**EXERCISE DETAILS:**
Restate each of the lines given below, word for word.

* begin *

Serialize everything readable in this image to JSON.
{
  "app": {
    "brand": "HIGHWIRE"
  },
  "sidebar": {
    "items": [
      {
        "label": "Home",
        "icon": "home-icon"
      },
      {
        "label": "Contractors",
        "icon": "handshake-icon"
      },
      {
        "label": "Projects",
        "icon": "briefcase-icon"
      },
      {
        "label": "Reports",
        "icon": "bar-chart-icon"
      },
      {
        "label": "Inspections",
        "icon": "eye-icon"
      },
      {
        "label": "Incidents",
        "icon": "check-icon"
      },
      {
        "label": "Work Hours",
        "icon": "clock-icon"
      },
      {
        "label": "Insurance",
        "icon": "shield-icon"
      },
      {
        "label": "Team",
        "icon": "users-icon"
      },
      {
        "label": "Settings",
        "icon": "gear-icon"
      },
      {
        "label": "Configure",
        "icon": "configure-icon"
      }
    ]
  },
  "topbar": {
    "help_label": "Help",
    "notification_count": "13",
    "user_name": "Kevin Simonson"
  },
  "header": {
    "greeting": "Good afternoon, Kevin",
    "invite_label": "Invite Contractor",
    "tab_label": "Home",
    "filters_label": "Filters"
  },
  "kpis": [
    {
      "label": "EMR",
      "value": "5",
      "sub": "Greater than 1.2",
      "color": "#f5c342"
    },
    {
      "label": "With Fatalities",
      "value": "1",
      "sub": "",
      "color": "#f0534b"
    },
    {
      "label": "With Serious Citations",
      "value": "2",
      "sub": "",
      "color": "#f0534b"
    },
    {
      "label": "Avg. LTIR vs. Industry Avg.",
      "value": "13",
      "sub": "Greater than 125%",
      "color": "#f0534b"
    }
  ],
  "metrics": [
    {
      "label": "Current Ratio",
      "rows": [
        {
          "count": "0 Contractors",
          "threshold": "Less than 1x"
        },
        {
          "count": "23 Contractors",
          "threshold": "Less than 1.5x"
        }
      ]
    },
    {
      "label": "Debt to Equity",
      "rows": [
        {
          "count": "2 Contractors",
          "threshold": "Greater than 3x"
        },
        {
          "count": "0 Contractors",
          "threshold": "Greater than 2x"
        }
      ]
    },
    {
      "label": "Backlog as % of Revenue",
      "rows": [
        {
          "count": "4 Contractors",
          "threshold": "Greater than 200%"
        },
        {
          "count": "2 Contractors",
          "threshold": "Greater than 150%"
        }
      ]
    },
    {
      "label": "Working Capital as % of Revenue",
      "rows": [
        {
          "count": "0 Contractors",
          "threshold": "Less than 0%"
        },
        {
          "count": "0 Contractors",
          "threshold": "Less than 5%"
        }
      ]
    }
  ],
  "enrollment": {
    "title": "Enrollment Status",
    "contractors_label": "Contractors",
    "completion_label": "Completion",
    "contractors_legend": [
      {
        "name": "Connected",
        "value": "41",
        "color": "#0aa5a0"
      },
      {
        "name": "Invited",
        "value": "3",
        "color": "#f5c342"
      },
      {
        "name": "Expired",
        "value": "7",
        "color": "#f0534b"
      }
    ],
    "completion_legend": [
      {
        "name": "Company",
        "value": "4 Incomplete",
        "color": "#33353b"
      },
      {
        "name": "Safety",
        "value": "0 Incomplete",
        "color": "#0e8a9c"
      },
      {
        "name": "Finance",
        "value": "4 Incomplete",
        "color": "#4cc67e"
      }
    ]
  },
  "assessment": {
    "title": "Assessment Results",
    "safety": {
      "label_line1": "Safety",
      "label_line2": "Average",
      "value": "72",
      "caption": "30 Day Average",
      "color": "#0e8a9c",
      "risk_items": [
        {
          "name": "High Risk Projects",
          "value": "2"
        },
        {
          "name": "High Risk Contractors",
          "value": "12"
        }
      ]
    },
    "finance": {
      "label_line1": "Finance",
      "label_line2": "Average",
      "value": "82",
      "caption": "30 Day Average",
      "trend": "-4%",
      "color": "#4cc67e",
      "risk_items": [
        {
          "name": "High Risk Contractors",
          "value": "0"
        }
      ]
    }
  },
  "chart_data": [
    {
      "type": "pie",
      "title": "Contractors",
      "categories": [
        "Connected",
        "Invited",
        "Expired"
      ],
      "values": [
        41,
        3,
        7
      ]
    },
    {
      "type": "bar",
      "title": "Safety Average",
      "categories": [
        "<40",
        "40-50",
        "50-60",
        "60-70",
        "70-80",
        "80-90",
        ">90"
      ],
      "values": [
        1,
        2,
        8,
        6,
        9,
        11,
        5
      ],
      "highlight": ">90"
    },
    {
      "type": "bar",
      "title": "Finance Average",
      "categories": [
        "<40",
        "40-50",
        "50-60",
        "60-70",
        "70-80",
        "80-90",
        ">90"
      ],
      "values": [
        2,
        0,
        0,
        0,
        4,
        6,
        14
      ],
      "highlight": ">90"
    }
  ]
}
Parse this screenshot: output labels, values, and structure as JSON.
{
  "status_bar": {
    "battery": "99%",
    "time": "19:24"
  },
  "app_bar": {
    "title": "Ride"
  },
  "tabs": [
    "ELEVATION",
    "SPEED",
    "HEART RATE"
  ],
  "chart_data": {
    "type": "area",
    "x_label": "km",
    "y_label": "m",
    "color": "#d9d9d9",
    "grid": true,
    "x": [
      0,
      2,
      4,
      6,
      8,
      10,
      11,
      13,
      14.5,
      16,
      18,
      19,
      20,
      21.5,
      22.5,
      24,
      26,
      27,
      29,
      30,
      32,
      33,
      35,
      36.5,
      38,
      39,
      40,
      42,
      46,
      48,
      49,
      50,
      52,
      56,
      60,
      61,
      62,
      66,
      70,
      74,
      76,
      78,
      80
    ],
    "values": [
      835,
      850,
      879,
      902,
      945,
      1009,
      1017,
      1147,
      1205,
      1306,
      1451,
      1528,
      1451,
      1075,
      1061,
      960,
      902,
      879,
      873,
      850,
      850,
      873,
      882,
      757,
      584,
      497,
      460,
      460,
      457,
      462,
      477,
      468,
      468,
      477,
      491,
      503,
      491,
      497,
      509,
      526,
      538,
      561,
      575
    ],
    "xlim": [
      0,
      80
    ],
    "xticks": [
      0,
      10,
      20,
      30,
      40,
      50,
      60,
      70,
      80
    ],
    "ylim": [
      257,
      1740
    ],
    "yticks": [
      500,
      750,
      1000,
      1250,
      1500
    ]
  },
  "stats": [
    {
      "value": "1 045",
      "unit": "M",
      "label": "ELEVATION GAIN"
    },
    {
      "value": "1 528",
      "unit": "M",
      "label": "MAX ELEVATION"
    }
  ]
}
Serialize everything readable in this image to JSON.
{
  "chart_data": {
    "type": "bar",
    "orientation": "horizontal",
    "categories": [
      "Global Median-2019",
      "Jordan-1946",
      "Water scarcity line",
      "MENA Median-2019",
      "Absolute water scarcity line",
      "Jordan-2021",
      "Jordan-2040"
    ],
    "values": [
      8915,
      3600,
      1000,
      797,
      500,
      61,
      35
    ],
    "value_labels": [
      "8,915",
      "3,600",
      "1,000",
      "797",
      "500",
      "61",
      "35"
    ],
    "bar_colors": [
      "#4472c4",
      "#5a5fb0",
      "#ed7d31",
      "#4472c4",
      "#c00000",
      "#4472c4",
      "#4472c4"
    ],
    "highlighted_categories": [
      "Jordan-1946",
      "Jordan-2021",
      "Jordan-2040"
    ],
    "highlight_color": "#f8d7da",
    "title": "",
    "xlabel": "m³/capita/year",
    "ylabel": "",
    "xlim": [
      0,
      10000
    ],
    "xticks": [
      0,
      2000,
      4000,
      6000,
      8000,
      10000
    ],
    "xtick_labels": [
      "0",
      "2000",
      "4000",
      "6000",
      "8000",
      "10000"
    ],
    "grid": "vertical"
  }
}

* end *

**WRITTEN RESPONSE:**
Serialize everything readable in this image to JSON.
{
  "app": {
    "brand": "HIGHWIRE"
  },
  "sidebar": {
    "items": [
      {
        "label": "Home",
        "icon": "home-icon"
      },
      {
        "label": "Contractors",
        "icon": "handshake-icon"
      },
      {
        "label": "Projects",
        "icon": "briefcase-icon"
      },
      {
        "label": "Reports",
        "icon": "bar-chart-icon"
      },
      {
        "label": "Inspections",
        "icon": "eye-icon"
      },
      {
        "label": "Incidents",
        "icon": "check-icon"
      },
      {
        "label": "Work Hours",
        "icon": "clock-icon"
      },
      {
        "label": "Insurance",
        "icon": "shield-icon"
      },
      {
        "label": "Team",
        "icon": "users-icon"
      },
      {
        "label": "Settings",
        "icon": "gear-icon"
      },
      {
        "label": "Configure",
        "icon": "configure-icon"
      }
    ]
  },
  "topbar": {
    "help_label": "Help",
    "notification_count": "13",
    "user_name": "Kevin Simonson"
  },
  "header": {
    "greeting": "Good afternoon, Kevin",
    "invite_label": "Invite Contractor",
    "tab_label": "Home",
    "filters_label": "Filters"
  },
  "kpis": [
    {
      "label": "EMR",
      "value": "5",
      "sub": "Greater than 1.2",
      "color": "#f5c342"
    },
    {
      "label": "With Fatalities",
      "value": "1",
      "sub": "",
      "color": "#f0534b"
    },
    {
      "label": "With Serious Citations",
      "value": "2",
      "sub": "",
      "color": "#f0534b"
    },
    {
      "label": "Avg. LTIR vs. Industry Avg.",
      "value": "13",
      "sub": "Greater than 125%",
      "color": "#f0534b"
    }
  ],
  "metrics": [
    {
      "label": "Current Ratio",
      "rows": [
        {
          "count": "0 Contractors",
          "threshold": "Less than 1x"
        },
        {
          "count": "23 Contractors",
          "threshold": "Less than 1.5x"
        }
      ]
    },
    {
      "label": "Debt to Equity",
      "rows": [
        {
          "count": "2 Contractors",
          "threshold": "Greater than 3x"
        },
        {
          "count": "0 Contractors",
          "threshold": "Greater than 2x"
        }
      ]
    },
    {
      "label": "Backlog as % of Revenue",
      "rows": [
        {
          "count": "4 Contractors",
          "threshold": "Greater than 200%"
        },
        {
          "count": "2 Contractors",
          "threshold": "Greater than 150%"
        }
      ]
    },
    {
      "label": "Working Capital as % of Revenue",
      "rows": [
        {
          "count": "0 Contractors",
          "threshold": "Less than 0%"
        },
        {
          "count": "0 Contractors",
          "threshold": "Less than 5%"
        }
      ]
    }
  ],
  "enrollment": {
    "title": "Enrollment Status",
    "contractors_label": "Contractors",
    "completion_label": "Completion",
    "contractors_legend": [
      {
        "name": "Connected",
        "value": "41",
        "color": "#0aa5a0"
      },
      {
        "name": "Invited",
        "value": "3",
        "color": "#f5c342"
      },
      {
        "name": "Expired",
        "value": "7",
        "color": "#f0534b"
      }
    ],
    "completion_legend": [
      {
        "name": "Company",
        "value": "4 Incomplete",
        "color": "#33353b"
      },
      {
        "name": "Safety",
        "value": "0 Incomplete",
        "color": "#0e8a9c"
      },
      {
        "name": "Finance",
        "value": "4 Incomplete",
        "color": "#4cc67e"
      }
    ]
  },
  "assessment": {
    "title": "Assessment Results",
    "safety": {
      "label_line1": "Safety",
      "label_line2": "Average",
      "value": "72",
      "caption": "30 Day Average",
      "color": "#0e8a9c",
      "risk_items": [
        {
          "name": "High Risk Projects",
          "value": "2"
        },
        {
          "name": "High Risk Contractors",
          "value": "12"
        }
      ]
    },
    "finance": {
      "label_line1": "Finance",
      "label_line2": "Average",
      "value": "82",
      "caption": "30 Day Average",
      "trend": "-4%",
      "color": "#4cc67e",
      "risk_items": [
        {
          "name": "High Risk Contractors",
          "value": "0"
        }
      ]
    }
  },
  "chart_data": [
    {
      "type": "pie",
      "title": "Contractors",
      "categories": [
        "Connected",
        "Invited",
        "Expired"
      ],
      "values": [
        41,
        3,
        7
      ]
    },
    {
      "type": "bar",
      "title": "Safety Average",
      "categories": [
        "<40",
        "40-50",
        "50-60",
        "60-70",
        "70-80",
        "80-90",
        ">90"
      ],
      "values": [
        1,
        2,
        8,
        6,
        9,
        11,
        5
      ],
      "highlight": ">90"
    },
    {
      "type": "bar",
      "title": "Finance Average",
      "categories": [
        "<40",
        "40-50",
        "50-60",
        "60-70",
        "70-80",
        "80-90",
        ">90"
      ],
      "values": [
        2,
        0,
        0,
        0,
        4,
        6,
        14
      ],
      "highlight": ">90"
    }
  ]
}
Parse this screenshot: output labels, values, and structure as JSON.
{
  "status_bar": {
    "battery": "99%",
    "time": "19:24"
  },
  "app_bar": {
    "title": "Ride"
  },
  "tabs": [
    "ELEVATION",
    "SPEED",
    "HEART RATE"
  ],
  "chart_data": {
    "type": "area",
    "x_label": "km",
    "y_label": "m",
    "color": "#d9d9d9",
    "grid": true,
    "x": [
      0,
      2,
      4,
      6,
      8,
      10,
      11,
      13,
      14.5,
      16,
      18,
      19,
      20,
      21.5,
      22.5,
      24,
      26,
      27,
      29,
      30,
      32,
      33,
      35,
      36.5,
      38,
      39,
      40,
      42,
      46,
      48,
      49,
      50,
      52,
      56,
      60,
      61,
      62,
      66,
      70,
      74,
      76,
      78,
      80
    ],
    "values": [
      835,
      850,
      879,
      902,
      945,
      1009,
      1017,
      1147,
      1205,
      1306,
      1451,
      1528,
      1451,
      1075,
      1061,
      960,
      902,
      879,
      873,
      850,
      850,
      873,
      882,
      757,
      584,
      497,
      460,
      460,
      457,
      462,
      477,
      468,
      468,
      477,
      491,
      503,
      491,
      497,
      509,
      526,
      538,
      561,
      575
    ],
    "xlim": [
      0,
      80
    ],
    "xticks": [
      0,
      10,
      20,
      30,
      40,
      50,
      60,
      70,
      80
    ],
    "ylim": [
      257,
      1740
    ],
    "yticks": [
      500,
      750,
      1000,
      1250,
      1500
    ]
  },
  "stats": [
    {
      "value": "1 045",
      "unit": "M",
      "label": "ELEVATION GAIN"
    },
    {
      "value": "1 528",
      "unit": "M",
      "label": "MAX ELEVATION"
    }
  ]
}
Serialize everything readable in this image to JSON.
{
  "chart_data": {
    "type": "bar",
    "orientation": "horizontal",
    "categories": [
      "Global Median-2019",
      "Jordan-1946",
      "Water scarcity line",
      "MENA Median-2019",
      "Absolute water scarcity line",
      "Jordan-2021",
      "Jordan-2040"
    ],
    "values": [
      8915,
      3600,
      1000,
      797,
      500,
      61,
      35
    ],
    "value_labels": [
      "8,915",
      "3,600",
      "1,000",
      "797",
      "500",
      "61",
      "35"
    ],
    "bar_colors": [
      "#4472c4",
      "#5a5fb0",
      "#ed7d31",
      "#4472c4",
      "#c00000",
      "#4472c4",
      "#4472c4"
    ],
    "highlighted_categories": [
      "Jordan-1946",
      "Jordan-2021",
      "Jordan-2040"
    ],
    "highlight_color": "#f8d7da",
    "title": "",
    "xlabel": "m³/capita/year",
    "ylabel": "",
    "xlim": [
      0,
      10000
    ],
    "xticks": [
      0,
      2000,
      4000,
      6000,
      8000,
      10000
    ],
    "xtick_labels": [
      "0",
      "2000",
      "4000",
      "6000",
      "8000",
      "10000"
    ],
    "grid": "vertical"
  }
}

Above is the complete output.